UNITED STATES EX REL. WILSON v. McMANN, 408 F.2d 896 (2nd Cir. 1969)


UNITED STATES of America ex rel. Kelly WILSON, Petitioner-Appellant, v. The Hon. Daniel McMANN, Warden, Clinton State Prison, Dannemora, N.Y., Respondent-Appellee.

Nos. 335, 343, Dockets 31934, 31935.United States Court of Appeals, Second Circuit.Argued January 17, 1969.
Decided March 14, 1969.

Gretchen White Oberman, New York City, (Anthony F. Marra, New York City, on the brief), for petitioner-appellant.

Robert S. Hammer, Asst. Atty. Gen., New York City, (Samuel A. Hirshowitz, First Asst. Atty. Gen., and Louis J. Lefkowitz, Atty. Gen., of the State of New York, New York City, on the brief), for respondent-appellee.

Before MEDINA, WATERMAN and KAUFMAN, Circuit Judges.

MEDINA, Circuit Judge:

These habeas corpus proceedings brought by Kelly Wilson, a New York State prisoner, after his conviction of a narcotics violation, present a very narrow issue.

- Instructions
**1)** According to the court opinion, who brought these habeas corpus proceedings, and after what event? Answer in one to three sentences.
**2)** Quote the court opinion, starting at "Decided March 14, 1969." and ending at "KAUFMAN, Circuit Judges.".
Please rely only on the court opinion above.

- Records shown
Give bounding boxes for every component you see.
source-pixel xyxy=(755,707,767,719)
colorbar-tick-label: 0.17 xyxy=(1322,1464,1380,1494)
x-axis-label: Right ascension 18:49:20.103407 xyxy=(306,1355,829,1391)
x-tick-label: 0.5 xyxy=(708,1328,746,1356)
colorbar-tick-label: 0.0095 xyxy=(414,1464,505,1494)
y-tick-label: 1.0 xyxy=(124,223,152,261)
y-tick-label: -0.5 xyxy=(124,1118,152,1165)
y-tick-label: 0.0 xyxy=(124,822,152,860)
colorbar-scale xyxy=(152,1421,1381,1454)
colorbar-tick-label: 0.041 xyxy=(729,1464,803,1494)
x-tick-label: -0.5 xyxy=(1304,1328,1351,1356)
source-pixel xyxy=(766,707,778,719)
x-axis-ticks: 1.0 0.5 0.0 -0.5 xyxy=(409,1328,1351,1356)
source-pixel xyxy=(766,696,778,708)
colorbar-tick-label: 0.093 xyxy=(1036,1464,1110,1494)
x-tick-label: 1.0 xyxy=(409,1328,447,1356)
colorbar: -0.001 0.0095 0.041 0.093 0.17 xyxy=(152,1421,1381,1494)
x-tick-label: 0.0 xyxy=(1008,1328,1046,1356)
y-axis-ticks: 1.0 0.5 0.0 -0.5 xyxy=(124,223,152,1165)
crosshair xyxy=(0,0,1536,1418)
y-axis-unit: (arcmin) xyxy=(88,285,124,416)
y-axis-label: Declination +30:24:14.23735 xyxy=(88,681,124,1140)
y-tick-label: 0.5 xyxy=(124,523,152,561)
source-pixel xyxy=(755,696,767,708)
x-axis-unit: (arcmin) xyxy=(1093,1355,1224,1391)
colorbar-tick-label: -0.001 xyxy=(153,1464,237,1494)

- Worked solutions
**1)** Kelly Wilson, a New York State prisoner, brought the habeas corpus proceedings. He brought them after his conviction of a narcotics violation.

**2)**
Decided March 14, 1969.

Gretchen White Oberman, New York City, (Anthony F. Marra, New York City, on the brief), for petitioner-appellant.

Robert S. Hammer, Asst. Atty. Gen., New York City, (Samuel A. Hirshowitz, First Asst. Atty. Gen., and Louis J. Lefkowitz, Atty. Gen., of the State of New York, New York City, on the brief), for respondent-appellee.

Before MEDINA, WATERMAN and KAUFMAN, Circuit Judges.